→ **Stated task**
Search the listing for "notice" and copy every line where it appears.

Dataset entries
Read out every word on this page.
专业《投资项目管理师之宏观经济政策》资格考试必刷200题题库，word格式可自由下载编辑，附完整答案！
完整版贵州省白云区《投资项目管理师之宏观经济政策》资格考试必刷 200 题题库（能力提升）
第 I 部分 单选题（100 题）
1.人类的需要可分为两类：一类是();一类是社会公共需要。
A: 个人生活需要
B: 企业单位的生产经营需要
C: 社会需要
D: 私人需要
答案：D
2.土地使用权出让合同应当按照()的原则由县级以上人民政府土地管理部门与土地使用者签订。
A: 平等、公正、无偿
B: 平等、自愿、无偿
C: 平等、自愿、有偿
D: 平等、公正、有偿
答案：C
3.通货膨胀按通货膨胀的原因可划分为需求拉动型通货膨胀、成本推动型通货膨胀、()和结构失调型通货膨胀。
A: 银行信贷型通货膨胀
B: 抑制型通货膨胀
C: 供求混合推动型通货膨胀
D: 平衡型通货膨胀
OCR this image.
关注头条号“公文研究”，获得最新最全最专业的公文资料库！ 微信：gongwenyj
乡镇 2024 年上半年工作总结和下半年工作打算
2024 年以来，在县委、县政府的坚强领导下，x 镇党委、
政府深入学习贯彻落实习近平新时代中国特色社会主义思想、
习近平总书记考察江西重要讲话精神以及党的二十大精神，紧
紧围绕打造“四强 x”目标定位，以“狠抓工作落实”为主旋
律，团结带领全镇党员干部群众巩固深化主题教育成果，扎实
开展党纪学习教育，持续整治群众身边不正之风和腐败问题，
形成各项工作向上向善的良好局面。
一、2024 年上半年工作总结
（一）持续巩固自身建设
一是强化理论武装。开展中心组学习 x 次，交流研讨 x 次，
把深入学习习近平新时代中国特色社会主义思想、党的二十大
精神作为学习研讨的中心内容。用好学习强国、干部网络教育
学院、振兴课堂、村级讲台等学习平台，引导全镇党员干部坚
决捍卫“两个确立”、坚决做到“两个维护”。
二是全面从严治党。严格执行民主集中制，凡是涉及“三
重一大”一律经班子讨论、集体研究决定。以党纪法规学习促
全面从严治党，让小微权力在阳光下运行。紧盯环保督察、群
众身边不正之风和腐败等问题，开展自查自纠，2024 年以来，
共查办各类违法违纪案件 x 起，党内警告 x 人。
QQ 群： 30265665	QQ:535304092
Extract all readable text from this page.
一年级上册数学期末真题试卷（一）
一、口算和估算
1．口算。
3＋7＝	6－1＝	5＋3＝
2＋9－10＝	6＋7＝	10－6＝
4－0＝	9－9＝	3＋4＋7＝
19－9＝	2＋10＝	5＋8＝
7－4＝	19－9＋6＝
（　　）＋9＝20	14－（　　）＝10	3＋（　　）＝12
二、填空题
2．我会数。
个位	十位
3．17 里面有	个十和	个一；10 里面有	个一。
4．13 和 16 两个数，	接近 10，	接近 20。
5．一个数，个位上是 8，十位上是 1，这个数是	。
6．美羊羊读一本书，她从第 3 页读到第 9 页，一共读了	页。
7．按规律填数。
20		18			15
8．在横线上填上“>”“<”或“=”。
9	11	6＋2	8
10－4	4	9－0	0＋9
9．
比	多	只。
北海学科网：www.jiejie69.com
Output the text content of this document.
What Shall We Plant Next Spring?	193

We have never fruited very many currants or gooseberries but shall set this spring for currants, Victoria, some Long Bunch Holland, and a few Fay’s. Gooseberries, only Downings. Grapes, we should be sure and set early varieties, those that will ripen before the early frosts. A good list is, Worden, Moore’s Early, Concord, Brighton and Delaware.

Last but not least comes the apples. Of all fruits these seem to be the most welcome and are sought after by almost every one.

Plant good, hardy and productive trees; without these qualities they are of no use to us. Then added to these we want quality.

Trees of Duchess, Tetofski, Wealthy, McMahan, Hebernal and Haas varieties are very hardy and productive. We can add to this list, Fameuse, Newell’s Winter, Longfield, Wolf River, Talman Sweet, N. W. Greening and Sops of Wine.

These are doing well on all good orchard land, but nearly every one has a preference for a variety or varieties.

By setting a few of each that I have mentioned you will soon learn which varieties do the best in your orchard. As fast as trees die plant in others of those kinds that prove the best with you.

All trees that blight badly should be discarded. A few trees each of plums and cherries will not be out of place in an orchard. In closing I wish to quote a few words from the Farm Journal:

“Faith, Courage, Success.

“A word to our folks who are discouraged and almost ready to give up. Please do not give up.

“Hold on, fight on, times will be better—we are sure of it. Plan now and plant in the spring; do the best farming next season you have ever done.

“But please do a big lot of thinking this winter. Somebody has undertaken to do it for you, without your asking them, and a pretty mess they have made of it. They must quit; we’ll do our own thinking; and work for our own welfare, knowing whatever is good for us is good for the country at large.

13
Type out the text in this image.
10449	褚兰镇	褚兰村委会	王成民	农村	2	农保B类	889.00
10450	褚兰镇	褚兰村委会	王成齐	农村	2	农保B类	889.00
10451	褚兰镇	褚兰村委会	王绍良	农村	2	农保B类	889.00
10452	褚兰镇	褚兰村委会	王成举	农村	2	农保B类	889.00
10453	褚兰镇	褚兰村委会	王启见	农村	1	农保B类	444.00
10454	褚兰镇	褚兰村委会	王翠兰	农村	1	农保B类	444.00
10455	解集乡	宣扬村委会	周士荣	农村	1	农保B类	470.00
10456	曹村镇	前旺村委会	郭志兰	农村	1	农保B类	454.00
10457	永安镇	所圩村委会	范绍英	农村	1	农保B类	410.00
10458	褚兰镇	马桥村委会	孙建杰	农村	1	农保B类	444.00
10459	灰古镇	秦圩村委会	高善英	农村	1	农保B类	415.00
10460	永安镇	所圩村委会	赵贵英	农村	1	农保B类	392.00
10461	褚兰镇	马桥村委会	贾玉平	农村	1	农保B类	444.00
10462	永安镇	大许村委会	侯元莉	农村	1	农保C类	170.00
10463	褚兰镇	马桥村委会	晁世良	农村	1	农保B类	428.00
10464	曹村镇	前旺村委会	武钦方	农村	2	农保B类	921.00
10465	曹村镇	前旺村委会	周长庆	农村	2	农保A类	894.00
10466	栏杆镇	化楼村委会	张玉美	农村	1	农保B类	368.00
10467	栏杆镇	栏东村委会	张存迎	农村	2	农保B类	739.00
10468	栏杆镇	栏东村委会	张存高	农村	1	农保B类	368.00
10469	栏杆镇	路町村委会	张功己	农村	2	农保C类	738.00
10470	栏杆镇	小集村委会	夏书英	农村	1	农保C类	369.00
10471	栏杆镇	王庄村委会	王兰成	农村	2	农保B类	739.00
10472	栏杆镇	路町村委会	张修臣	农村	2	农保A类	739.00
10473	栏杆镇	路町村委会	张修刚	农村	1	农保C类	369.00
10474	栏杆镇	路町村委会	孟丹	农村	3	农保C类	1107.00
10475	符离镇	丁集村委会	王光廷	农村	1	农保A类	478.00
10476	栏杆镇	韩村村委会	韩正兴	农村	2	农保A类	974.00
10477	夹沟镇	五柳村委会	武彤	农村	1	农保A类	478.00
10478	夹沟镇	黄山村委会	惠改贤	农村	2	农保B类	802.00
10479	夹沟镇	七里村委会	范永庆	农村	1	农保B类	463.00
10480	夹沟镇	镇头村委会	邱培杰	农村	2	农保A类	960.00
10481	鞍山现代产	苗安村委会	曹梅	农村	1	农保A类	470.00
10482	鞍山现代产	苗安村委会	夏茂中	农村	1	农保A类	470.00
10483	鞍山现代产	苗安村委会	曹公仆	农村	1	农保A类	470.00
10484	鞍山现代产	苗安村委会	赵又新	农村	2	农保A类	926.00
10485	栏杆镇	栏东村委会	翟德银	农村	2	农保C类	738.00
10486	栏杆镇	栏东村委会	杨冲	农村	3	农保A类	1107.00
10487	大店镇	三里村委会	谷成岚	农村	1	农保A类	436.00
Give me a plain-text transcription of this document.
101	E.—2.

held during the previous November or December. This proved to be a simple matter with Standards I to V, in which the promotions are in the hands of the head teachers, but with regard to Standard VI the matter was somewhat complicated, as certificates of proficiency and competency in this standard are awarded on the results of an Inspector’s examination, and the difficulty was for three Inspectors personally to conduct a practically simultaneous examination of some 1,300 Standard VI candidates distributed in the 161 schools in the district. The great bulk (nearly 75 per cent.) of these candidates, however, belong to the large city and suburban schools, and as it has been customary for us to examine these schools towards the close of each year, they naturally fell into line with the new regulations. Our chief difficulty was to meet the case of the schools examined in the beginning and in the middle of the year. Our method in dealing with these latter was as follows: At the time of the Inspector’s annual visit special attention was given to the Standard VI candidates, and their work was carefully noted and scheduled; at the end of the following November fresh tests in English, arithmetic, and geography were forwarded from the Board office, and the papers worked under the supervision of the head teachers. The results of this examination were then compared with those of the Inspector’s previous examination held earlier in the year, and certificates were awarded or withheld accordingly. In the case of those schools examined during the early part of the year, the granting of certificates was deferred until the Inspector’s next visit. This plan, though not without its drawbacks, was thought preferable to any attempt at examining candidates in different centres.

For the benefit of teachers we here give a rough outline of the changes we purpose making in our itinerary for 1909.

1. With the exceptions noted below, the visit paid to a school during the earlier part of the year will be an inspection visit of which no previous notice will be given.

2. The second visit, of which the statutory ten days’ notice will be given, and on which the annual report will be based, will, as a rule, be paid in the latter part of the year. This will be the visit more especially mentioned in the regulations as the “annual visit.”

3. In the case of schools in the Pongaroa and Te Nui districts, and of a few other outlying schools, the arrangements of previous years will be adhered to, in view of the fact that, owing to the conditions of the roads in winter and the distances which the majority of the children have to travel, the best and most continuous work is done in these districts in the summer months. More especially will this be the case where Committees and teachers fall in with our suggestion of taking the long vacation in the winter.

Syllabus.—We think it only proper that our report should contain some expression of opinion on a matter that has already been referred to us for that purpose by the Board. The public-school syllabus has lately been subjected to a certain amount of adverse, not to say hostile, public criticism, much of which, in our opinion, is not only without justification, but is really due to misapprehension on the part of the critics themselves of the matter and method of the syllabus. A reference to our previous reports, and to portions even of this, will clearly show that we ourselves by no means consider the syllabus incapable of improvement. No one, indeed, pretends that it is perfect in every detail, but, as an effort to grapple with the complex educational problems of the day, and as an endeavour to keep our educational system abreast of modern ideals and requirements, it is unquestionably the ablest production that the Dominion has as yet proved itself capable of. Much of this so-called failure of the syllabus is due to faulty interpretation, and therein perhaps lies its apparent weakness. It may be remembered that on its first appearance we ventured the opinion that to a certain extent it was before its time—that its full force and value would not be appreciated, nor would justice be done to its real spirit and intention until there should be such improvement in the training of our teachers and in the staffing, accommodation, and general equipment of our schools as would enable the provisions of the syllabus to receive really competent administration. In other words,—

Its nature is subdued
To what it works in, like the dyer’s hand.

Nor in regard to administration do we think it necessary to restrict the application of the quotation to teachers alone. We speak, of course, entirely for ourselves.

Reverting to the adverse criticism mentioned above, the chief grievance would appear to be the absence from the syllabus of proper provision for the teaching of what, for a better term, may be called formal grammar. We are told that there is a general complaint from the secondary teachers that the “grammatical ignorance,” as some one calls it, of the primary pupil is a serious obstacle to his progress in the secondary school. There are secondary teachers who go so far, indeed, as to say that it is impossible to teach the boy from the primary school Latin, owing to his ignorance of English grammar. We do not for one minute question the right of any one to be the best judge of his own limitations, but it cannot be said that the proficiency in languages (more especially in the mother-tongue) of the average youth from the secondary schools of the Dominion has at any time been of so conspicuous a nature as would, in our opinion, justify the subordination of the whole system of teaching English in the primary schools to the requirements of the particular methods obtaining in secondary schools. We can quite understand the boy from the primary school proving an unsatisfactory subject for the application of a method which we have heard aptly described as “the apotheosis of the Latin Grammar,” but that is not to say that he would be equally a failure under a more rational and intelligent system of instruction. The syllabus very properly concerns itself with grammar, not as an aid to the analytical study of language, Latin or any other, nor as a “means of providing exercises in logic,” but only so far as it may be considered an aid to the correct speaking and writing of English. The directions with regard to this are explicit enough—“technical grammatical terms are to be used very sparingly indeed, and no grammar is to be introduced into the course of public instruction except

→ **Written solution**
1. With the exceptions noted below, the visit paid to a school during the earlier part of the year will be an inspection visit of which no previous notice will be given.
2. The second visit, of which the statutory ten days’ notice will be given, and on which the annual report will be based, will, as a rule, be paid in the latter part of the year. This will be the visit more especially mentioned in the regulations as the “annual visit.”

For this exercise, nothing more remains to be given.